Answer these questions from the Medicaid lawsuit article below:
1. Since what year has the eligibility assessment tool been in use?
2. Which organization filed the lawsuit against the Arkansas Department of Human Services?
3. According to Kevin De Liban, where have the services helped keep people like Ledgerwood and Jacobs out of?

***** Text excerpt *****

2 sue over Medicaid cuts based on tool

An eligibility assessment tool in use since 2013 has resulted in arbitrary reductions and terminations of home-based Medicaid services for the elderly and disabled, a federal lawsuit contends.

The lawsuit against the Arkansas Department of Human Services was filed late Monday by Jonesboro-based Legal Aid of Arkansas on behalf of Bradley Ledgerwood, 34, of Cash, who has cerebral palsy, and Ethel Jacobs, 90, of Helena-West Helena, who has Alzheimer's disease.

The services have helped keep people like Ledgerwood and Jacobs out of nursing homes, where they would end up costing the Medicaid program much more than it has been paying to provide them with services at their own homes, Legal Aid attorney Kevin De Liban said.

"Why the state would threaten that, and why do that in such an arbitrary way that defies all sense of accountability is just a mystery," he said.

***** Extracted entries *****

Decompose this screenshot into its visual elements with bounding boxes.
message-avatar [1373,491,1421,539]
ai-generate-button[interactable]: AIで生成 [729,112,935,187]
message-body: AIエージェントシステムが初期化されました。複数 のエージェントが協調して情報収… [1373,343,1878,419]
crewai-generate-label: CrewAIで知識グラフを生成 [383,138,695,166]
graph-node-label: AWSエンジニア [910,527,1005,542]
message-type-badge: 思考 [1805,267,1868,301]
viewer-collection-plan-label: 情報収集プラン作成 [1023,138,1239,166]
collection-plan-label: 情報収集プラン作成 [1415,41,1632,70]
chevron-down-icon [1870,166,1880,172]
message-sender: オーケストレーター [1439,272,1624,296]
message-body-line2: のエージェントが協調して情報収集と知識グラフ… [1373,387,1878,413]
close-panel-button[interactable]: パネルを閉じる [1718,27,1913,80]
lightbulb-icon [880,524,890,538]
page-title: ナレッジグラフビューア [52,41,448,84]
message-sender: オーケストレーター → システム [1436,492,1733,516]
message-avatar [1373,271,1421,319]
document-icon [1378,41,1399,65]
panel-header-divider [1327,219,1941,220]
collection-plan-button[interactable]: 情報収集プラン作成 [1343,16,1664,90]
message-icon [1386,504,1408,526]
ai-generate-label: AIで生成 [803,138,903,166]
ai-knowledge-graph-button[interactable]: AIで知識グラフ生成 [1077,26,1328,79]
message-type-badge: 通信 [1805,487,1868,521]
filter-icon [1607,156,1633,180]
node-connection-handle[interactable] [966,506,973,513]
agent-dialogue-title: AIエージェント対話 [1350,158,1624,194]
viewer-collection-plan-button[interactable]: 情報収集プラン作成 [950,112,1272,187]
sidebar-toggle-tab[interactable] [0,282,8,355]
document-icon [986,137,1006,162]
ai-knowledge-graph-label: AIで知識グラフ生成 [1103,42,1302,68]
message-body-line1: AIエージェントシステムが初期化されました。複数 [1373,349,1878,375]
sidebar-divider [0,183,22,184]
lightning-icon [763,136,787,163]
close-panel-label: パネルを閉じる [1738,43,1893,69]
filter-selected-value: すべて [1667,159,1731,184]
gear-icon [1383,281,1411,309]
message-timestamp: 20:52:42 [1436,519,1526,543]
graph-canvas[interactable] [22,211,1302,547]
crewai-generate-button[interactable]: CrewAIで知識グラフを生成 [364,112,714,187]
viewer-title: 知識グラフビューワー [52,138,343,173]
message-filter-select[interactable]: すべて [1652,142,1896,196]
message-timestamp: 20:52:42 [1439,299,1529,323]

*****

### Response below
1. 2013
2. Legal Aid of Arkansas, based in Jonesboro
3. Nursing homes